[Information supplied]

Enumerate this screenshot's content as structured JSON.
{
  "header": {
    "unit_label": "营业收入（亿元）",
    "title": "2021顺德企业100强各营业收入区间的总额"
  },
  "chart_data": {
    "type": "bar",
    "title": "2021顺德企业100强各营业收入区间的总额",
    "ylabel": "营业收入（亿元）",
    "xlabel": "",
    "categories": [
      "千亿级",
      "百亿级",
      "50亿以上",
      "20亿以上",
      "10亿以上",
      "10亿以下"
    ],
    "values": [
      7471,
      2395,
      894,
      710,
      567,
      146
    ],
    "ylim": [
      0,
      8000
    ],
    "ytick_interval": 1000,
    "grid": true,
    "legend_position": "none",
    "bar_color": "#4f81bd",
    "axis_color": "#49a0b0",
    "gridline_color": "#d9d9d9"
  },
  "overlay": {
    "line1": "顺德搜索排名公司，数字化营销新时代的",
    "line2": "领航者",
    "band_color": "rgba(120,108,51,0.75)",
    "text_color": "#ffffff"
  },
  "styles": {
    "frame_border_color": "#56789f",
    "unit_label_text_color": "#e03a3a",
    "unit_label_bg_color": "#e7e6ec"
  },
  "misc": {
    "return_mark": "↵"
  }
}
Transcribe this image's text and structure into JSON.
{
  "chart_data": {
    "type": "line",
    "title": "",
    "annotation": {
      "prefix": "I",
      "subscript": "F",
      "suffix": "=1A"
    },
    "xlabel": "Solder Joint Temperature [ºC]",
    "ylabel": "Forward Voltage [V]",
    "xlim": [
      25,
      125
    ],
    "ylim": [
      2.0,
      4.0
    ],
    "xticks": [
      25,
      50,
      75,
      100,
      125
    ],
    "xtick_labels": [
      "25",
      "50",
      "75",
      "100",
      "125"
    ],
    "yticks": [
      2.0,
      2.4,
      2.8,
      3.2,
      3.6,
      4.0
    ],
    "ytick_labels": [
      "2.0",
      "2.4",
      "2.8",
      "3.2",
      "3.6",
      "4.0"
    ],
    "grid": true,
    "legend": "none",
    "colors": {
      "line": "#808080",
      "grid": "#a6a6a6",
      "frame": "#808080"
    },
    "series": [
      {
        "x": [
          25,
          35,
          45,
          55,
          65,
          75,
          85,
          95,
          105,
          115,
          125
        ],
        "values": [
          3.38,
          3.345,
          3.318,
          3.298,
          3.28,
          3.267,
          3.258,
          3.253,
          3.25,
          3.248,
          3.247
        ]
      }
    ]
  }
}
---
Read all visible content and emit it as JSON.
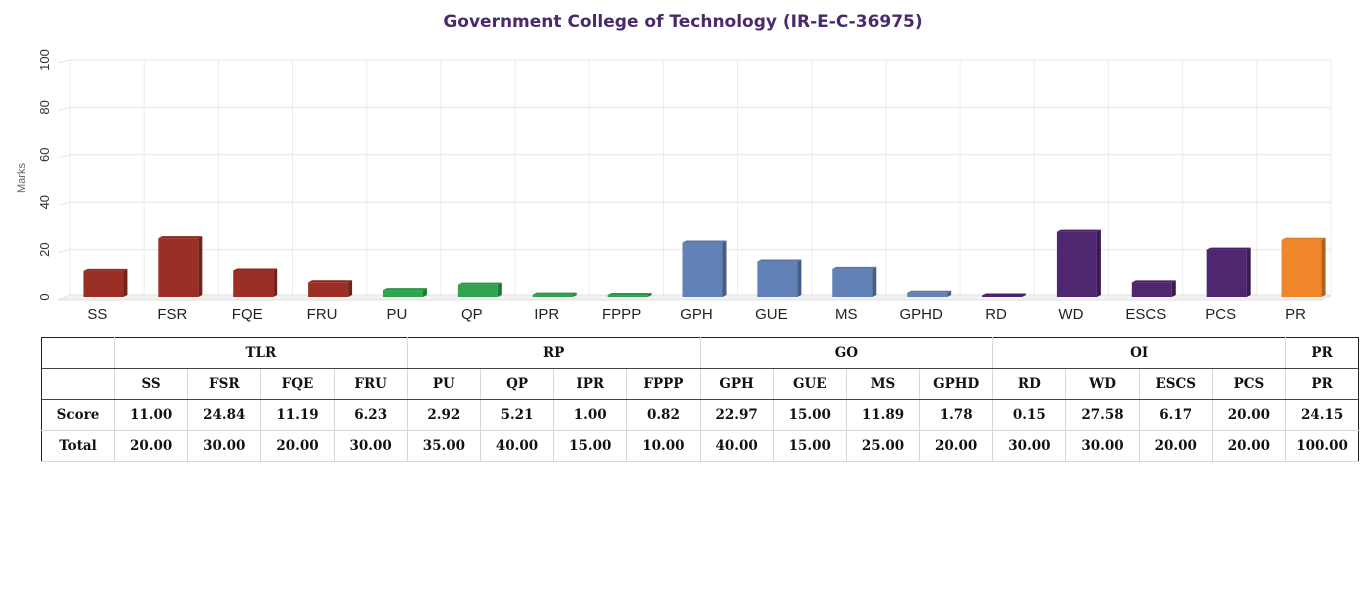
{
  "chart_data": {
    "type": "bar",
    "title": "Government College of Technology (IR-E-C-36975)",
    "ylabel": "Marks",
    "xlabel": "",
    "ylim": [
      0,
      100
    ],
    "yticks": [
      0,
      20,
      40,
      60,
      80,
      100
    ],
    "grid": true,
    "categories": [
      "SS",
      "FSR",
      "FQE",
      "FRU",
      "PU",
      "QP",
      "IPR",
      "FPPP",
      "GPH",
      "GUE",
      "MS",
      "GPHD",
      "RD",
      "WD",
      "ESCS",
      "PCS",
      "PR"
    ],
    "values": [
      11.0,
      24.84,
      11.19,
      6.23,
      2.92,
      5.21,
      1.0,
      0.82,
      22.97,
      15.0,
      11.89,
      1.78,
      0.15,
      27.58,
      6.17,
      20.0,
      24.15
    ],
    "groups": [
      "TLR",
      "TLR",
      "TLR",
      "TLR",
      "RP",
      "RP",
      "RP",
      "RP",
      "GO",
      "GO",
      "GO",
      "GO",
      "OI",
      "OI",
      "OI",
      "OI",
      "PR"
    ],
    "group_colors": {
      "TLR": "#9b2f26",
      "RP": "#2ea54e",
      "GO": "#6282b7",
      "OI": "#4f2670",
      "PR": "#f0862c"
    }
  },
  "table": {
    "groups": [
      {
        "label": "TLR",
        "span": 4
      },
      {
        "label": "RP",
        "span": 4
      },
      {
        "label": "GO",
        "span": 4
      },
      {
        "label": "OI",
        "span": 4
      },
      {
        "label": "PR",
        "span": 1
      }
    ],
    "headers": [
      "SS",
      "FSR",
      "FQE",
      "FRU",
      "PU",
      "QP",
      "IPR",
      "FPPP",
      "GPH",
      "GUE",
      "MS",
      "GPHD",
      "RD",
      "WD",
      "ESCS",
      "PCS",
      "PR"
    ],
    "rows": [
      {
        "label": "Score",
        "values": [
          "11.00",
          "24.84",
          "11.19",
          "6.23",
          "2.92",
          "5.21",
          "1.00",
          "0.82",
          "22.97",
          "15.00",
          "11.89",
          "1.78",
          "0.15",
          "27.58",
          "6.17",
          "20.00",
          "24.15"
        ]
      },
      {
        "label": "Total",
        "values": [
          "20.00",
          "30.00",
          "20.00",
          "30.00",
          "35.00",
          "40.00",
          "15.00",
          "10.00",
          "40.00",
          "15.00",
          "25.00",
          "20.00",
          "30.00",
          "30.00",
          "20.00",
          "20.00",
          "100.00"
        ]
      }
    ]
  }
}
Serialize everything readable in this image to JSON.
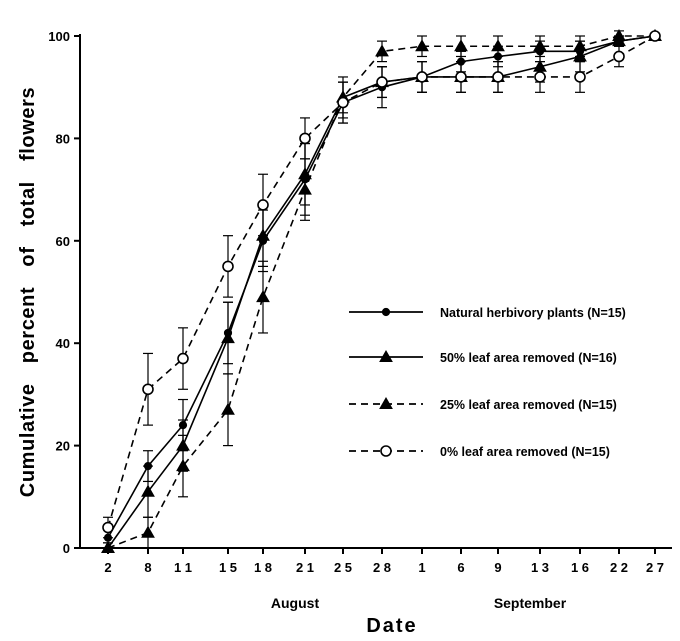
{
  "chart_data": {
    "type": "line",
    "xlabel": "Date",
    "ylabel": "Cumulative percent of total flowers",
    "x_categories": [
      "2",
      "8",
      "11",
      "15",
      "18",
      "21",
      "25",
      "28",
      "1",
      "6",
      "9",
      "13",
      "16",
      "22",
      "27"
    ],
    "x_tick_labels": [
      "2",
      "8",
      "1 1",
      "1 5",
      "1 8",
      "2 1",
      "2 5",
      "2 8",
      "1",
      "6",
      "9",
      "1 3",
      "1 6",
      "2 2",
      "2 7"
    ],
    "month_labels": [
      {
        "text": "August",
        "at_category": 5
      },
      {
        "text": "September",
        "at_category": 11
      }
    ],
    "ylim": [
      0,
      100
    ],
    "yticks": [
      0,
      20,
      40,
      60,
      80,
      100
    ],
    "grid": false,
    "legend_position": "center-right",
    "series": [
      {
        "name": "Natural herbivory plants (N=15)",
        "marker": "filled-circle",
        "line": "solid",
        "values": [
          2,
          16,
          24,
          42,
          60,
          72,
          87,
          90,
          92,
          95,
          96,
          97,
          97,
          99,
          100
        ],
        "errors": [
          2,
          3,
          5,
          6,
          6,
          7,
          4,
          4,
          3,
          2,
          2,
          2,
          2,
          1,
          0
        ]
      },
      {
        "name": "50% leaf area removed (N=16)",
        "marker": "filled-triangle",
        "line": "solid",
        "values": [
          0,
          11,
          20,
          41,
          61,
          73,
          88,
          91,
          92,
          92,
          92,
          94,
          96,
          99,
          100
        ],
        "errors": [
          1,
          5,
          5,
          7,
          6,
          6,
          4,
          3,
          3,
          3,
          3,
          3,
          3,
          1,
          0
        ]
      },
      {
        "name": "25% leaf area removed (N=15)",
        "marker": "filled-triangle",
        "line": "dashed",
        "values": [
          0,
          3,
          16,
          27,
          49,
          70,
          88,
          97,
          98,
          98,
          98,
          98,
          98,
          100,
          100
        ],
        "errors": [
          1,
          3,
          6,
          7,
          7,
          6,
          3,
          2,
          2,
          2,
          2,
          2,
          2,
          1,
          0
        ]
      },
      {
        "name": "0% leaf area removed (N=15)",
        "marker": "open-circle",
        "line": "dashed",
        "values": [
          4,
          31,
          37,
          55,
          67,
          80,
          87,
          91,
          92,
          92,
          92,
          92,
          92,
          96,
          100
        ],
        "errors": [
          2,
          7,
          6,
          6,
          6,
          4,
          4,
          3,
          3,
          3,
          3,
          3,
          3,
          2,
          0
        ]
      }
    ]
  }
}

[What is needed] From the records above, pull out every line containing the word "name".

[Output of the exercise]
        "name": "Natural herbivory plants (N=15)",
        "name": "50% leaf area removed (N=16)",
        "name": "25% leaf area removed (N=15)",
        "name": "0% leaf area removed (N=15)",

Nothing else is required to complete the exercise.